[Start Entries]
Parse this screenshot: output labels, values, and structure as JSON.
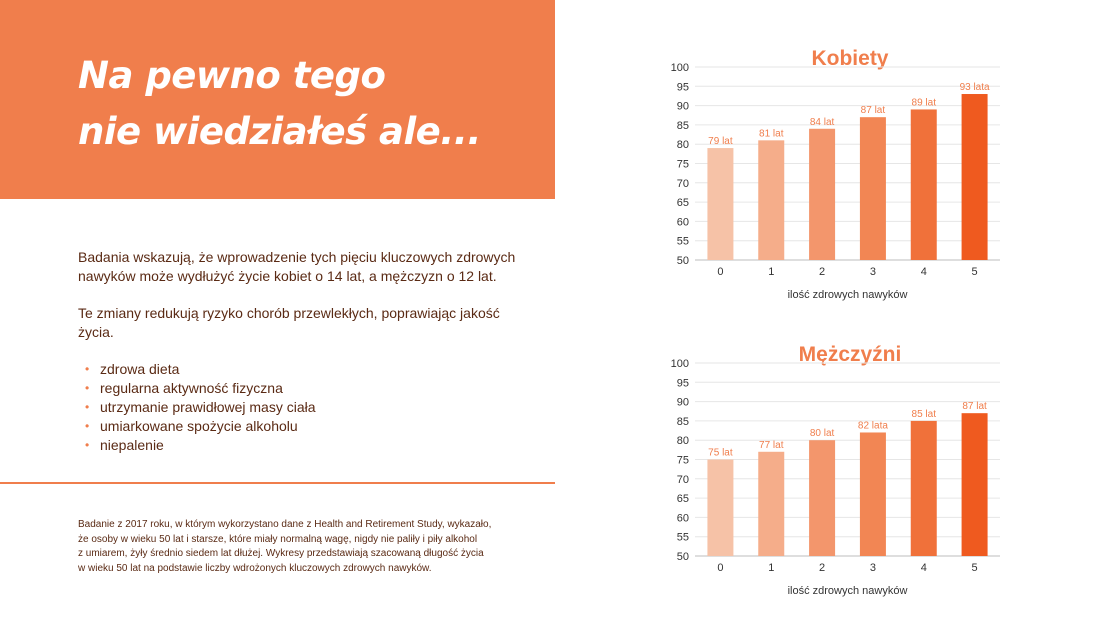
{
  "hero": {
    "title_line1": "Na pewno tego",
    "title_line2": "nie wiedziałeś ale..."
  },
  "intro": {
    "paragraph1": "Badania wskazują, że wprowadzenie tych pięciu kluczowych zdrowych nawyków może wydłużyć życie kobiet o 14 lat, a mężczyzn o 12 lat.",
    "paragraph2": "Te zmiany redukują ryzyko chorób przewlekłych, poprawiając jakość życia.",
    "habits": [
      "zdrowa dieta",
      "regularna aktywność fizyczna",
      "utrzymanie prawidłowej masy ciała",
      "umiarkowane spożycie alkoholu",
      "niepalenie"
    ]
  },
  "footnote": {
    "lines": [
      "Badanie z 2017 roku, w którym wykorzystano dane z Health and Retirement Study, wykazało,",
      "że osoby w wieku 50 lat i starsze, które miały normalną wagę, nigdy nie paliły i piły alkohol",
      "z umiarem, żyły średnio siedem lat dłużej. Wykresy przedstawiają szacowaną długość życia",
      "w wieku 50 lat na podstawie liczby wdrożonych kluczowych zdrowych nawyków."
    ]
  },
  "colors": {
    "accent": "#f07e4c",
    "text": "#5a2a14",
    "bars": [
      "#f6c2a7",
      "#f5ad8a",
      "#f3966c",
      "#f28654",
      "#f0713a",
      "#ef5a1f"
    ]
  },
  "chart_data": [
    {
      "type": "bar",
      "title": "Kobiety",
      "categories": [
        "0",
        "1",
        "2",
        "3",
        "4",
        "5"
      ],
      "values": [
        79,
        81,
        84,
        87,
        89,
        93
      ],
      "data_labels": [
        "79 lat",
        "81 lat",
        "84 lat",
        "87 lat",
        "89 lat",
        "93 lata"
      ],
      "xlabel": "ilość zdrowych nawyków",
      "ylabel": "",
      "ylim": [
        50,
        100
      ],
      "yticks": [
        50,
        55,
        60,
        65,
        70,
        75,
        80,
        85,
        90,
        95,
        100
      ],
      "grid": true,
      "legend": "none"
    },
    {
      "type": "bar",
      "title": "Mężczyźni",
      "categories": [
        "0",
        "1",
        "2",
        "3",
        "4",
        "5"
      ],
      "values": [
        75,
        77,
        80,
        82,
        85,
        87
      ],
      "data_labels": [
        "75 lat",
        "77 lat",
        "80 lat",
        "82 lata",
        "85 lat",
        "87 lat"
      ],
      "xlabel": "ilość zdrowych nawyków",
      "ylabel": "",
      "ylim": [
        50,
        100
      ],
      "yticks": [
        50,
        55,
        60,
        65,
        70,
        75,
        80,
        85,
        90,
        95,
        100
      ],
      "grid": true,
      "legend": "none"
    }
  ]
}
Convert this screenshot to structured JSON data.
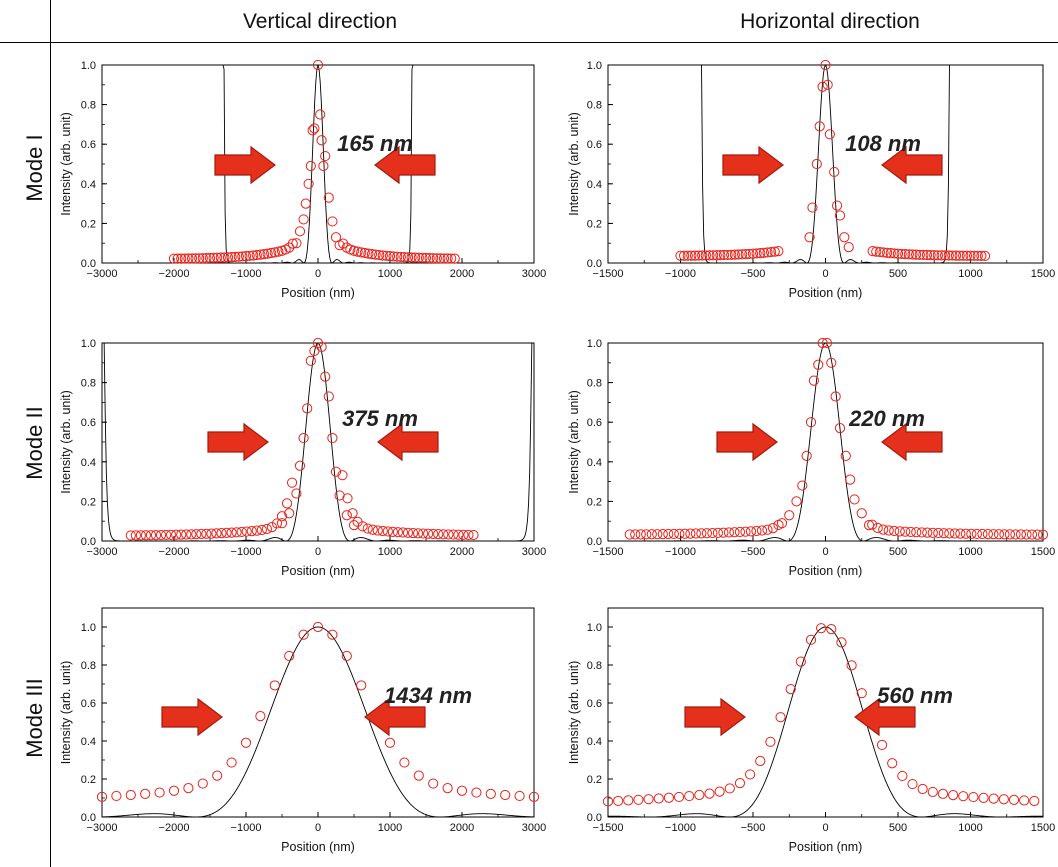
{
  "column_titles": [
    "Vertical direction",
    "Horizontal direction"
  ],
  "row_titles": [
    "Mode I",
    "Mode II",
    "Mode III"
  ],
  "colors": {
    "measured": "#e8231a",
    "model": "#000000",
    "arrow_fill": "#e5311c",
    "arrow_stroke": "#a51a0c"
  },
  "chart_data": [
    {
      "type": "scatter",
      "mode": "Mode I",
      "direction": "Vertical direction",
      "xlabel": "Position (nm)",
      "ylabel": "Intensity (arb. unit)",
      "xlim": [
        -3000,
        3000
      ],
      "ylim": [
        0,
        1.0
      ],
      "x_ticks": [
        -3000,
        -2000,
        -1000,
        0,
        1000,
        2000,
        3000
      ],
      "y_ticks": [
        0.0,
        0.2,
        0.4,
        0.6,
        0.8,
        1.0
      ],
      "fwhm_label": "165 nm",
      "fwhm": 165,
      "model_sidelobe": 0.012,
      "measured": {
        "x_range": [
          -2000,
          1900
        ],
        "step": 50,
        "background": 0.02,
        "width": 300,
        "shoulder": 0.12,
        "peak_points": [
          [
            -300,
            0.1
          ],
          [
            -250,
            0.16
          ],
          [
            -200,
            0.22
          ],
          [
            -170,
            0.3
          ],
          [
            -130,
            0.4
          ],
          [
            -100,
            0.49
          ],
          [
            -75,
            0.67
          ],
          [
            -50,
            0.68
          ],
          [
            0,
            1.0
          ],
          [
            30,
            0.75
          ],
          [
            50,
            0.62
          ],
          [
            75,
            0.49
          ],
          [
            100,
            0.54
          ],
          [
            150,
            0.33
          ],
          [
            200,
            0.21
          ],
          [
            250,
            0.13
          ],
          [
            300,
            0.09
          ]
        ]
      }
    },
    {
      "type": "scatter",
      "mode": "Mode I",
      "direction": "Horizontal direction",
      "xlabel": "Position (nm)",
      "ylabel": "Intensity (arb. unit)",
      "xlim": [
        -1500,
        1500
      ],
      "ylim": [
        0,
        1.0
      ],
      "x_ticks": [
        -1500,
        -1000,
        -500,
        0,
        500,
        1000,
        1500
      ],
      "y_ticks": [
        0.0,
        0.2,
        0.4,
        0.6,
        0.8,
        1.0
      ],
      "fwhm_label": "108 nm",
      "fwhm": 108,
      "model_sidelobe": 0.012,
      "measured": {
        "x_range": [
          -1000,
          1100
        ],
        "step": 25,
        "background": 0.035,
        "width": 150,
        "shoulder": 0.1,
        "peak_points": [
          [
            -110,
            0.13
          ],
          [
            -90,
            0.28
          ],
          [
            -60,
            0.5
          ],
          [
            -40,
            0.69
          ],
          [
            -20,
            0.89
          ],
          [
            0,
            1.0
          ],
          [
            15,
            0.9
          ],
          [
            30,
            0.65
          ],
          [
            60,
            0.46
          ],
          [
            80,
            0.29
          ],
          [
            100,
            0.24
          ],
          [
            130,
            0.13
          ],
          [
            160,
            0.08
          ]
        ]
      }
    },
    {
      "type": "scatter",
      "mode": "Mode II",
      "direction": "Vertical direction",
      "xlabel": "Position (nm)",
      "ylabel": "Intensity (arb. unit)",
      "xlim": [
        -3000,
        3000
      ],
      "ylim": [
        0,
        1.0
      ],
      "x_ticks": [
        -3000,
        -2000,
        -1000,
        0,
        1000,
        2000,
        3000
      ],
      "y_ticks": [
        0.0,
        0.2,
        0.4,
        0.6,
        0.8,
        1.0
      ],
      "fwhm_label": "375 nm",
      "fwhm": 375,
      "model_sidelobe": 0.012,
      "measured": {
        "x_range": [
          -2600,
          2200
        ],
        "step": 70,
        "background": 0.025,
        "width": 500,
        "shoulder": 0.08,
        "peak_points": [
          [
            -500,
            0.09
          ],
          [
            -400,
            0.14
          ],
          [
            -300,
            0.24
          ],
          [
            -250,
            0.38
          ],
          [
            -200,
            0.52
          ],
          [
            -150,
            0.67
          ],
          [
            -100,
            0.91
          ],
          [
            -50,
            0.96
          ],
          [
            0,
            1.0
          ],
          [
            50,
            0.98
          ],
          [
            100,
            0.83
          ],
          [
            150,
            0.73
          ],
          [
            200,
            0.52
          ],
          [
            250,
            0.35
          ],
          [
            300,
            0.23
          ],
          [
            400,
            0.13
          ],
          [
            500,
            0.08
          ]
        ]
      }
    },
    {
      "type": "scatter",
      "mode": "Mode II",
      "direction": "Horizontal direction",
      "xlabel": "Position (nm)",
      "ylabel": "Intensity (arb. unit)",
      "xlim": [
        -1500,
        1500
      ],
      "ylim": [
        0,
        1.0
      ],
      "x_ticks": [
        -1500,
        -1000,
        -500,
        0,
        500,
        1000,
        1500
      ],
      "y_ticks": [
        0.0,
        0.2,
        0.4,
        0.6,
        0.8,
        1.0
      ],
      "fwhm_label": "220 nm",
      "fwhm": 220,
      "model_sidelobe": 0.012,
      "measured": {
        "x_range": [
          -1350,
          1500
        ],
        "step": 38,
        "background": 0.03,
        "width": 280,
        "shoulder": 0.06,
        "peak_points": [
          [
            -300,
            0.09
          ],
          [
            -250,
            0.13
          ],
          [
            -200,
            0.2
          ],
          [
            -160,
            0.28
          ],
          [
            -130,
            0.43
          ],
          [
            -100,
            0.6
          ],
          [
            -80,
            0.81
          ],
          [
            -50,
            0.89
          ],
          [
            -20,
            1.0
          ],
          [
            10,
            1.0
          ],
          [
            40,
            0.9
          ],
          [
            70,
            0.73
          ],
          [
            100,
            0.57
          ],
          [
            140,
            0.43
          ],
          [
            170,
            0.31
          ],
          [
            200,
            0.21
          ],
          [
            250,
            0.14
          ],
          [
            300,
            0.08
          ]
        ]
      }
    },
    {
      "type": "scatter",
      "mode": "Mode III",
      "direction": "Vertical direction",
      "xlabel": "Position (nm)",
      "ylabel": "Intensity (arb. unit)",
      "xlim": [
        -3000,
        3000
      ],
      "ylim": [
        0,
        1.1
      ],
      "x_ticks": [
        -3000,
        -2000,
        -1000,
        0,
        1000,
        2000,
        3000
      ],
      "y_ticks": [
        0.0,
        0.2,
        0.4,
        0.6,
        0.8,
        1.0
      ],
      "fwhm_label": "1434 nm",
      "fwhm": 1434,
      "model_sidelobe": 0.04,
      "measured": {
        "x_range": [
          -3000,
          3000
        ],
        "step": 200,
        "background": 0.055,
        "width": 1434,
        "shoulder": 0.2
      }
    },
    {
      "type": "scatter",
      "mode": "Mode III",
      "direction": "Horizontal direction",
      "xlabel": "Position (nm)",
      "ylabel": "Intensity (arb. unit)",
      "xlim": [
        -1500,
        1500
      ],
      "ylim": [
        0,
        1.1
      ],
      "x_ticks": [
        -1500,
        -1000,
        -500,
        0,
        500,
        1000,
        1500
      ],
      "y_ticks": [
        0.0,
        0.2,
        0.4,
        0.6,
        0.8,
        1.0
      ],
      "fwhm_label": "560 nm",
      "fwhm": 560,
      "model_sidelobe": 0.04,
      "measured": {
        "x_range": [
          -1500,
          1500
        ],
        "step": 70,
        "background": 0.05,
        "width": 560,
        "shoulder": 0.18
      }
    }
  ]
}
[End Entries]
● **Work to do**
Pull out each line of the listing that holds the string "shoulder".

● **Correct answer**
        "shoulder": 0.12,
        "shoulder": 0.1,
        "shoulder": 0.08,
        "shoulder": 0.06,
        "shoulder": 0.2
        "shoulder": 0.18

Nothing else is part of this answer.